(Rows from a dataset)
::::::

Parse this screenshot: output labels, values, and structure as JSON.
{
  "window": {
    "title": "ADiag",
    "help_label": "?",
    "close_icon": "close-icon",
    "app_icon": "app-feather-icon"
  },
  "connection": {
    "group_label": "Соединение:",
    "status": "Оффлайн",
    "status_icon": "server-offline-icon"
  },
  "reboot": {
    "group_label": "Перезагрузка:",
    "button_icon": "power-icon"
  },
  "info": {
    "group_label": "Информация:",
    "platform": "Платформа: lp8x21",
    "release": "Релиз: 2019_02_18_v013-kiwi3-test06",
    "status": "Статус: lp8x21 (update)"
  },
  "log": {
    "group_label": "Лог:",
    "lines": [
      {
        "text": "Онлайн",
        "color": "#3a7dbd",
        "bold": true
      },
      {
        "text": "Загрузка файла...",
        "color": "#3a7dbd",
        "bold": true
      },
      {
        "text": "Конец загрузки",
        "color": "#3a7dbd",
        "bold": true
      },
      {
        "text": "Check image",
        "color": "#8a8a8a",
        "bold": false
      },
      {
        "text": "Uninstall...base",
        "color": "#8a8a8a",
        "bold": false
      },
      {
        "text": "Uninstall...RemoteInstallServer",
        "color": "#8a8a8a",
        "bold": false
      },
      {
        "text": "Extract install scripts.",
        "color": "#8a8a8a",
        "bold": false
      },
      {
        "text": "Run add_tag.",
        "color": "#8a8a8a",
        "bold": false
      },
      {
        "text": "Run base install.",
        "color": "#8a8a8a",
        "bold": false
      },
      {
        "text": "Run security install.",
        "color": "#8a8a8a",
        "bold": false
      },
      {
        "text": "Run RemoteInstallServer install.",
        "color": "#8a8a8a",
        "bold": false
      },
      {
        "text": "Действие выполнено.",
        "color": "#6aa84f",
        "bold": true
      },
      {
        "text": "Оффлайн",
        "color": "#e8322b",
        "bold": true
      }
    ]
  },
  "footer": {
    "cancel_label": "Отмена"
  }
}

::::::

*Objective*
The records above should be duplicated in full, exactly as given.

*Answer for this exercise*
Parse this screenshot: output labels, values, and structure as JSON.
{
  "window": {
    "title": "ADiag",
    "help_label": "?",
    "close_icon": "close-icon",
    "app_icon": "app-feather-icon"
  },
  "connection": {
    "group_label": "Соединение:",
    "status": "Оффлайн",
    "status_icon": "server-offline-icon"
  },
  "reboot": {
    "group_label": "Перезагрузка:",
    "button_icon": "power-icon"
  },
  "info": {
    "group_label": "Информация:",
    "platform": "Платформа: lp8x21",
    "release": "Релиз: 2019_02_18_v013-kiwi3-test06",
    "status": "Статус: lp8x21 (update)"
  },
  "log": {
    "group_label": "Лог:",
    "lines": [
      {
        "text": "Онлайн",
        "color": "#3a7dbd",
        "bold": true
      },
      {
        "text": "Загрузка файла...",
        "color": "#3a7dbd",
        "bold": true
      },
      {
        "text": "Конец загрузки",
        "color": "#3a7dbd",
        "bold": true
      },
      {
        "text": "Check image",
        "color": "#8a8a8a",
        "bold": false
      },
      {
        "text": "Uninstall...base",
        "color": "#8a8a8a",
        "bold": false
      },
      {
        "text": "Uninstall...RemoteInstallServer",
        "color": "#8a8a8a",
        "bold": false
      },
      {
        "text": "Extract install scripts.",
        "color": "#8a8a8a",
        "bold": false
      },
      {
        "text": "Run add_tag.",
        "color": "#8a8a8a",
        "bold": false
      },
      {
        "text": "Run base install.",
        "color": "#8a8a8a",
        "bold": false
      },
      {
        "text": "Run security install.",
        "color": "#8a8a8a",
        "bold": false
      },
      {
        "text": "Run RemoteInstallServer install.",
        "color": "#8a8a8a",
        "bold": false
      },
      {
        "text": "Действие выполнено.",
        "color": "#6aa84f",
        "bold": true
      },
      {
        "text": "Оффлайн",
        "color": "#e8322b",
        "bold": true
      }
    ]
  },
  "footer": {
    "cancel_label": "Отмена"
  }
}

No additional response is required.